THE PROBLEM
Tell how many lines in the data below hold the string "salt"; give nothing but the number.

RECORD EXCERPTS
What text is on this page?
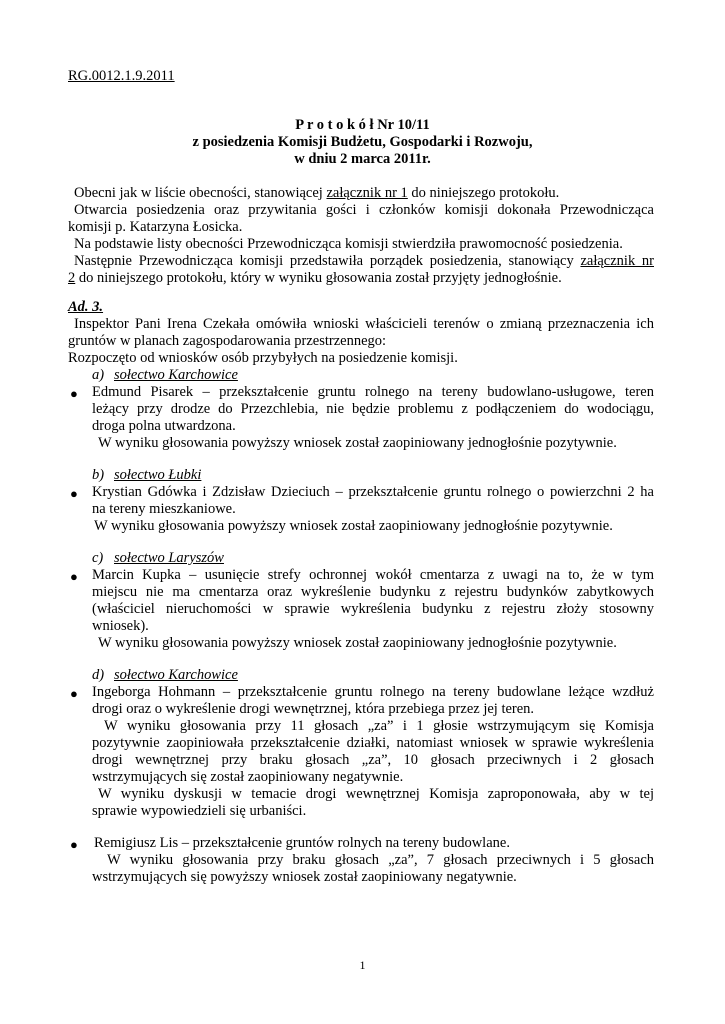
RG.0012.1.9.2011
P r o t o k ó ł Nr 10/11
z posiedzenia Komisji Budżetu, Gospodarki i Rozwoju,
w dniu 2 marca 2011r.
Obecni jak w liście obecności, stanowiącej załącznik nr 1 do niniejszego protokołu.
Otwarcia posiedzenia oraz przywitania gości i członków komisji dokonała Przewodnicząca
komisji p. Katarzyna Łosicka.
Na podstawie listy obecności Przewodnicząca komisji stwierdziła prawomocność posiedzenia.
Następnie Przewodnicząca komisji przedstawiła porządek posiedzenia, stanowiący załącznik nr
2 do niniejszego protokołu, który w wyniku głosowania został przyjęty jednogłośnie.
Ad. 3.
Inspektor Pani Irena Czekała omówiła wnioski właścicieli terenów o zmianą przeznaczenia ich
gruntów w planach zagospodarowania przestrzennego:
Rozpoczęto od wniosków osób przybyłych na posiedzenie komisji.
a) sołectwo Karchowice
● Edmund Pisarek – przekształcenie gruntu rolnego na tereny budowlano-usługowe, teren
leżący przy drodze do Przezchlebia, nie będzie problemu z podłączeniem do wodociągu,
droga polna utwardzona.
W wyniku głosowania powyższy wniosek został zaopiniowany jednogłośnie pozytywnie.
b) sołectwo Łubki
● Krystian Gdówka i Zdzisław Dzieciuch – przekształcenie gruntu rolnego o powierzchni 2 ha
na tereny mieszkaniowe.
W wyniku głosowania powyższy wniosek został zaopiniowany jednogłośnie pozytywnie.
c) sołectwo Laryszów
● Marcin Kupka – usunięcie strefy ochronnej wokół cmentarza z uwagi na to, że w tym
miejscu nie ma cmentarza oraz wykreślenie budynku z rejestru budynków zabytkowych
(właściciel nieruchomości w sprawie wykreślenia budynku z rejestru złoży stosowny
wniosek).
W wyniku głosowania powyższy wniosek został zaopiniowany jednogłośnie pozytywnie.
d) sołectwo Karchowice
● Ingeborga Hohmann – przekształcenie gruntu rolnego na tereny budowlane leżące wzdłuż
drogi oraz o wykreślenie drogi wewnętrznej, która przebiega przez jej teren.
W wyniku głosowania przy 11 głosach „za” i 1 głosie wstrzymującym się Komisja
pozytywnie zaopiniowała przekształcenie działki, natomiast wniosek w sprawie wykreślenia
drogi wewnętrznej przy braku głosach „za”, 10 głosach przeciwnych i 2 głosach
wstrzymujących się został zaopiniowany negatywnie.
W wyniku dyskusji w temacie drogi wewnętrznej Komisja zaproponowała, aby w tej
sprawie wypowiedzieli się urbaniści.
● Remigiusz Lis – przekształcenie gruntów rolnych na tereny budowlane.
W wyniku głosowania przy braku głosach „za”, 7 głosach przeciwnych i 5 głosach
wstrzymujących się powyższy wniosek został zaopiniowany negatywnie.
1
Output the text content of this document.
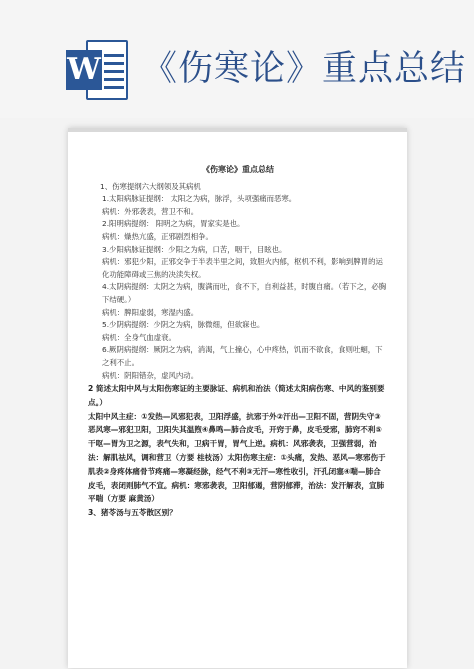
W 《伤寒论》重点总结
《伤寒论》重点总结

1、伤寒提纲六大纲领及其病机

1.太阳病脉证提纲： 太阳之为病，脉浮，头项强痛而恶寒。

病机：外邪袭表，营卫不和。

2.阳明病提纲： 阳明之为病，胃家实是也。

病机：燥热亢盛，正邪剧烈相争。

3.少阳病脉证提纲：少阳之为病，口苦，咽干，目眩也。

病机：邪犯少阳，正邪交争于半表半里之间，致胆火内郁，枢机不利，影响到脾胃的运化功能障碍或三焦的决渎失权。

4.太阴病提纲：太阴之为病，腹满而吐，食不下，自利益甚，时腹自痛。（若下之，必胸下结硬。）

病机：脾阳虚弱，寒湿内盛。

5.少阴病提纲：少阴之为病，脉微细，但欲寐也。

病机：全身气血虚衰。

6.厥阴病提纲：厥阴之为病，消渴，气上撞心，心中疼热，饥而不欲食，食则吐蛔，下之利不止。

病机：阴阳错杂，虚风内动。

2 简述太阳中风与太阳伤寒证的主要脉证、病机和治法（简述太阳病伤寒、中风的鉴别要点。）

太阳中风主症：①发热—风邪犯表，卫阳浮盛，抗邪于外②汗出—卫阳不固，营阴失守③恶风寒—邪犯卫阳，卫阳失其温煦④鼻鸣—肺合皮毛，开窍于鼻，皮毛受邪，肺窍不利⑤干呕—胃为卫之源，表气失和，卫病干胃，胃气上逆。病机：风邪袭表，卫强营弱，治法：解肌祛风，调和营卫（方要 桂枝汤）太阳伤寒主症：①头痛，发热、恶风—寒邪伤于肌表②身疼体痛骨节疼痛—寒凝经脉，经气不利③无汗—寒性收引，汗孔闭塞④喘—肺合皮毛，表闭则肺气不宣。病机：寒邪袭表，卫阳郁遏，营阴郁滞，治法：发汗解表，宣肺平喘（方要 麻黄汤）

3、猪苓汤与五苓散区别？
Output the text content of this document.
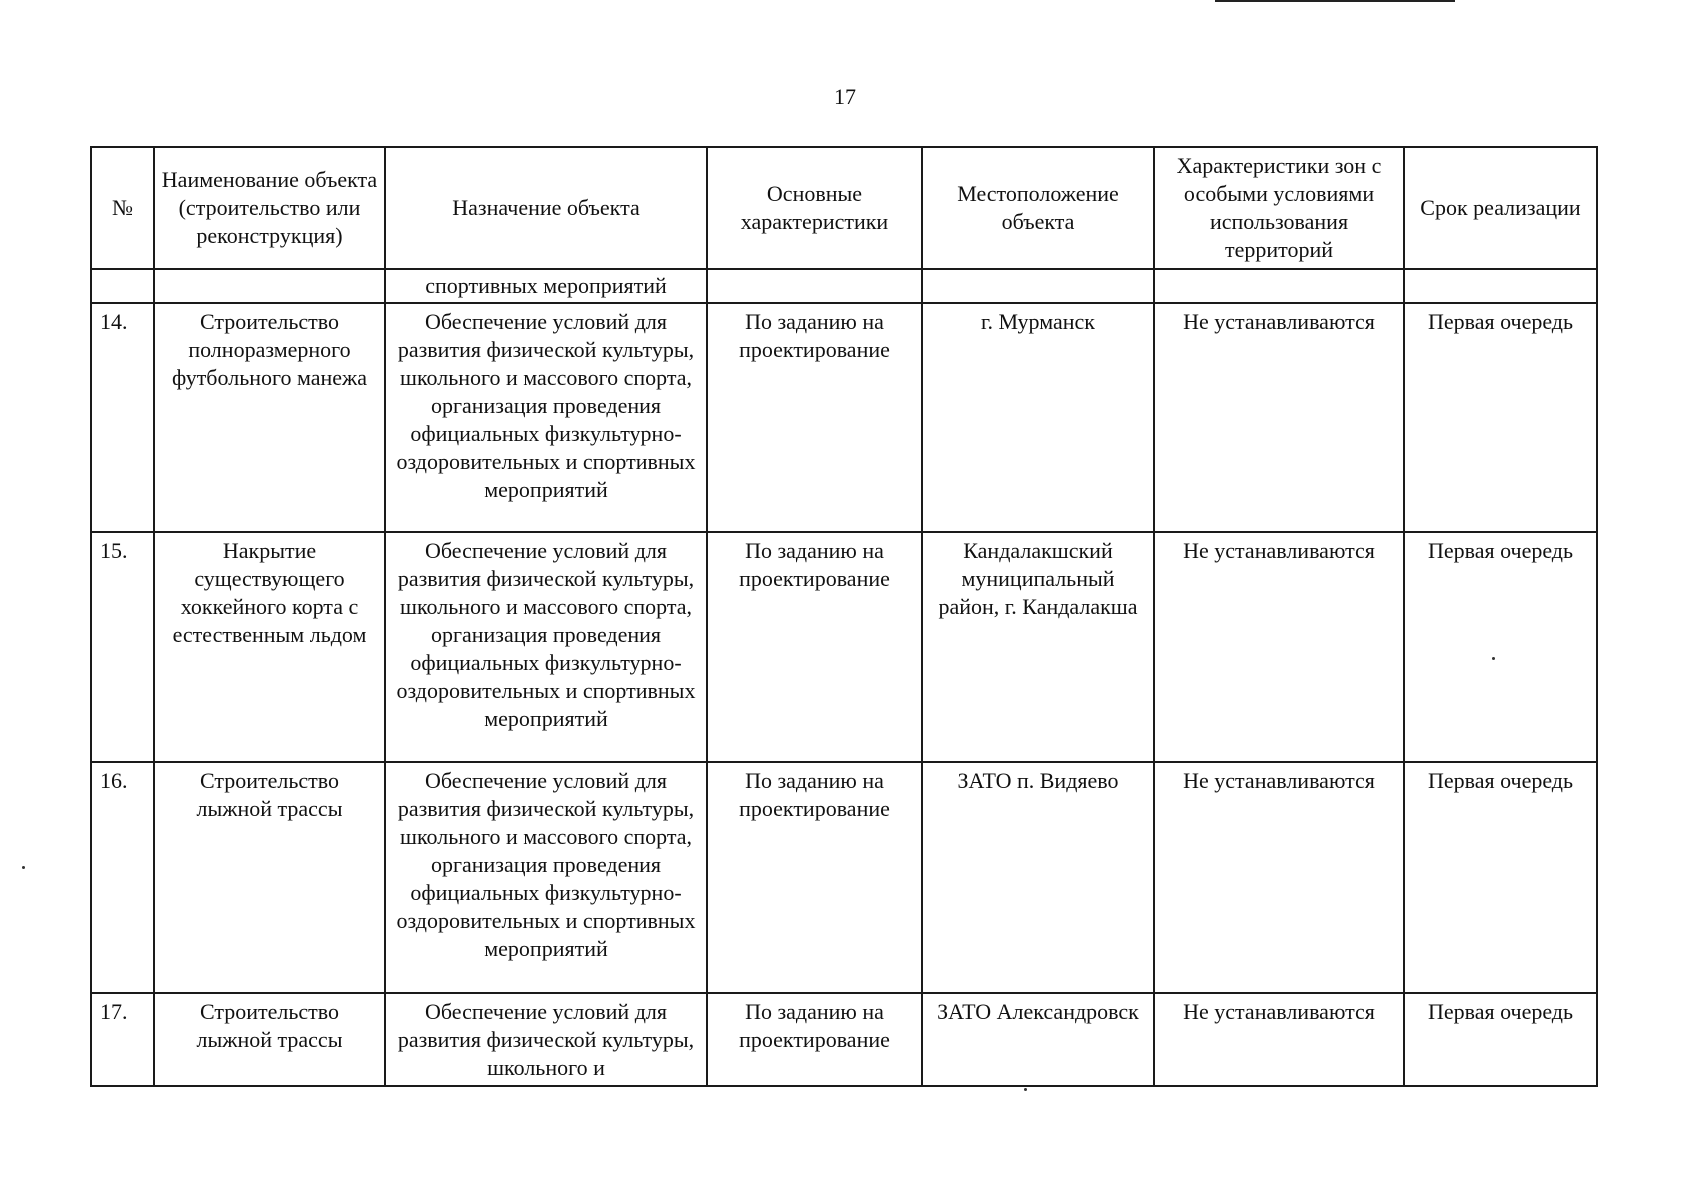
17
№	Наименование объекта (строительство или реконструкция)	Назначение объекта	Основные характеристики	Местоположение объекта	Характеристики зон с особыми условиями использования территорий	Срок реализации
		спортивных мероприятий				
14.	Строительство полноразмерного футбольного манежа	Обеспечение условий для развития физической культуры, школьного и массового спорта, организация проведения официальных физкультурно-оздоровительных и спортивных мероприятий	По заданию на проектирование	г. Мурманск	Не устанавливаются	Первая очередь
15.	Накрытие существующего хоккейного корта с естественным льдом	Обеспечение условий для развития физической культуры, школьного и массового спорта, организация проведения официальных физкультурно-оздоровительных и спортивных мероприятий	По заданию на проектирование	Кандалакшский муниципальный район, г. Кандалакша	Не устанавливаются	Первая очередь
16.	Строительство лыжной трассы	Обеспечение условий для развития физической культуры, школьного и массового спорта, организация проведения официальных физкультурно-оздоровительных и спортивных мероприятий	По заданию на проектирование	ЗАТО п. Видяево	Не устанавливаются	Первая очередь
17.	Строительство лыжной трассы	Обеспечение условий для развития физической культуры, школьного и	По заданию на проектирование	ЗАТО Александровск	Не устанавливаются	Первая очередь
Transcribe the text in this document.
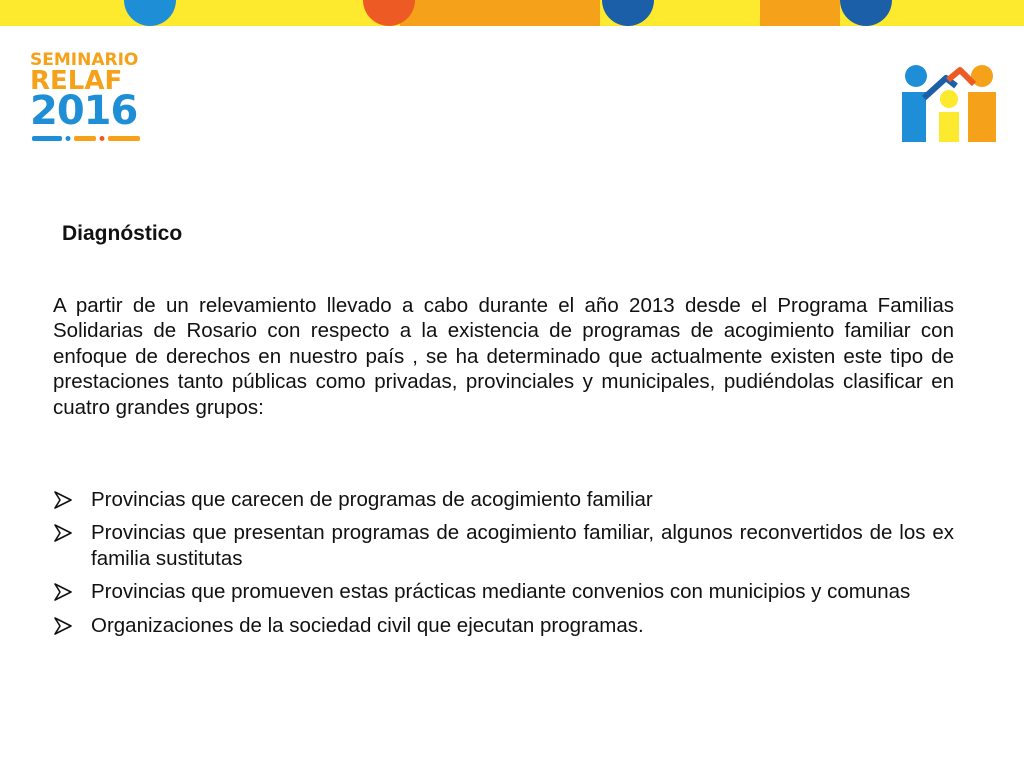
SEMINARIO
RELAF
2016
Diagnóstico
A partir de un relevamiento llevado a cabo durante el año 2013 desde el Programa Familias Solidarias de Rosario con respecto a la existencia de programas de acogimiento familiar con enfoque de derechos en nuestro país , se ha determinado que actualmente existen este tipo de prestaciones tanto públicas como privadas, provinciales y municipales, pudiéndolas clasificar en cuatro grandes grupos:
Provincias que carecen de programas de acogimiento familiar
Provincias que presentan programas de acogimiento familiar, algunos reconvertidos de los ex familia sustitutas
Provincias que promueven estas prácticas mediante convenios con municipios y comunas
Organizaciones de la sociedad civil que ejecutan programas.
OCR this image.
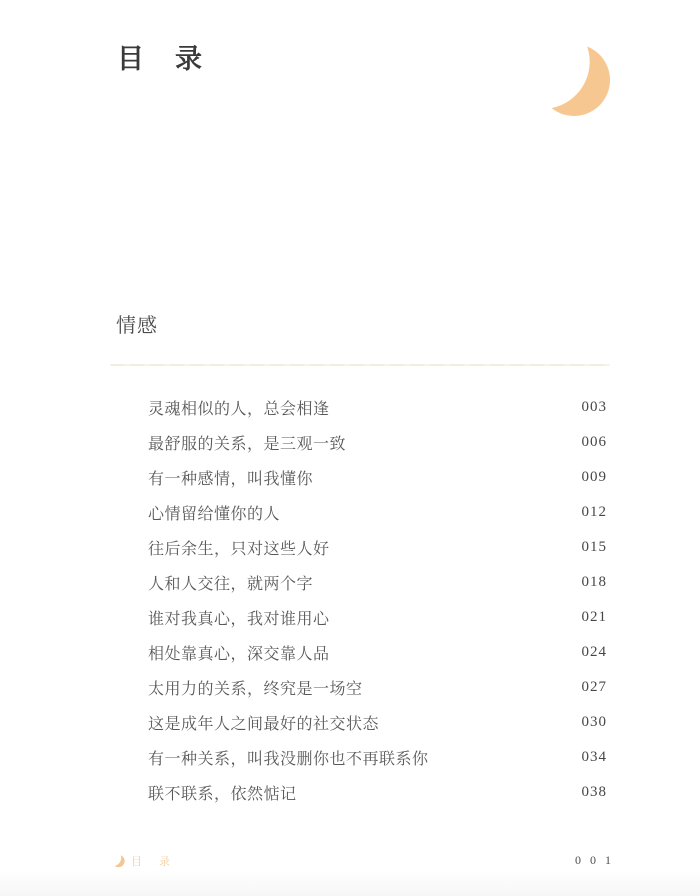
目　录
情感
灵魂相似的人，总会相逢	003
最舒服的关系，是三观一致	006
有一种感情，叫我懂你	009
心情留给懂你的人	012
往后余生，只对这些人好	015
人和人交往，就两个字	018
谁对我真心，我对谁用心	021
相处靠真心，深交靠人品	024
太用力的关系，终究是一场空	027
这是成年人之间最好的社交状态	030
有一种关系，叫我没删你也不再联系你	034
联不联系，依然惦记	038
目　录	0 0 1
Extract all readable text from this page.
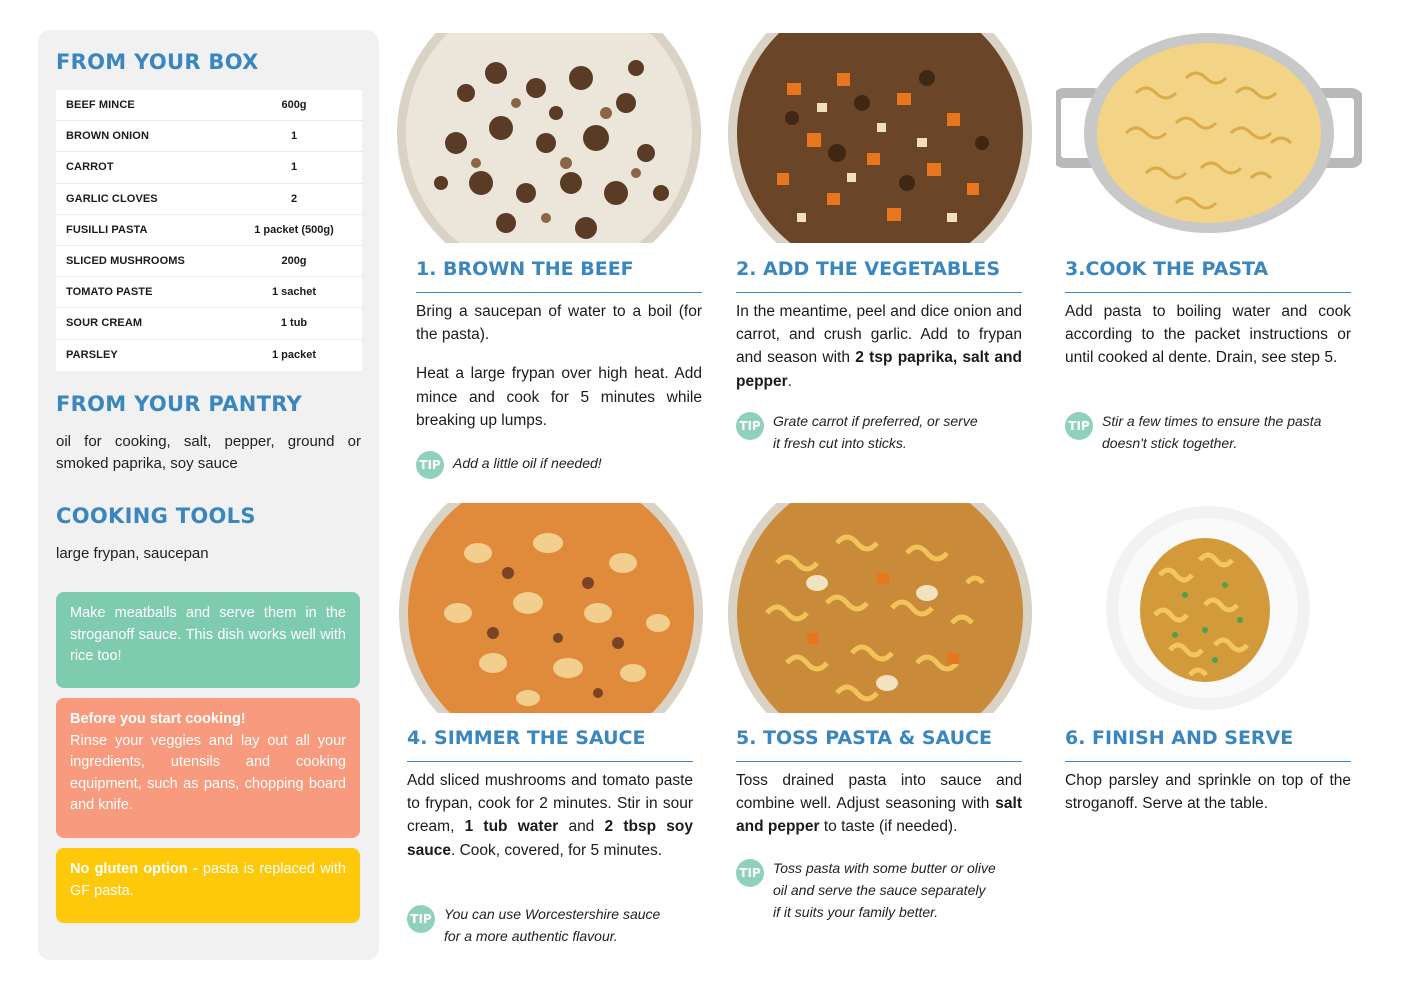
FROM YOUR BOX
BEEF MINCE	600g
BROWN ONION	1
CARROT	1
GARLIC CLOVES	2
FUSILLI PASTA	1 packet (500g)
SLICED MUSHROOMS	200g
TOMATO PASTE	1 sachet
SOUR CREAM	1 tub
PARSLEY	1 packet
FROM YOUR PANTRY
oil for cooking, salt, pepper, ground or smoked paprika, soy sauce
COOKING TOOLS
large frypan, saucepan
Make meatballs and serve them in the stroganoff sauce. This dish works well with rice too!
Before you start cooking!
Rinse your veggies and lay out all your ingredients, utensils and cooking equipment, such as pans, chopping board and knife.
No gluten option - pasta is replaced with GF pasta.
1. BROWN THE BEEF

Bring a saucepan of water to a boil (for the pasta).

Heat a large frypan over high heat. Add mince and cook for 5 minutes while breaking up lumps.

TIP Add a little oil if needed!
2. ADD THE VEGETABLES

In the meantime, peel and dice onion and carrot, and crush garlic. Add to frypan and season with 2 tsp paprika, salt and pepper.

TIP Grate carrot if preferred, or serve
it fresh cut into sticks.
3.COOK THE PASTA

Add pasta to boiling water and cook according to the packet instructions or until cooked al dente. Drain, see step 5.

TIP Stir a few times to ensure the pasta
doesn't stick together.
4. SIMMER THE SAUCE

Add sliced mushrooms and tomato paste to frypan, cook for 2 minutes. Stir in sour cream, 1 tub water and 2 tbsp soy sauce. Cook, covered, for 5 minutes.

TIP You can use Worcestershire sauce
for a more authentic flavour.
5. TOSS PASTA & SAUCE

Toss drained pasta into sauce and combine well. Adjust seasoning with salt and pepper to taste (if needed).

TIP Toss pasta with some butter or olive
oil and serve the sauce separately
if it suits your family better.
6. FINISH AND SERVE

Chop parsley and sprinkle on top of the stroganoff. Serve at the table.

FULL RESPONSE
3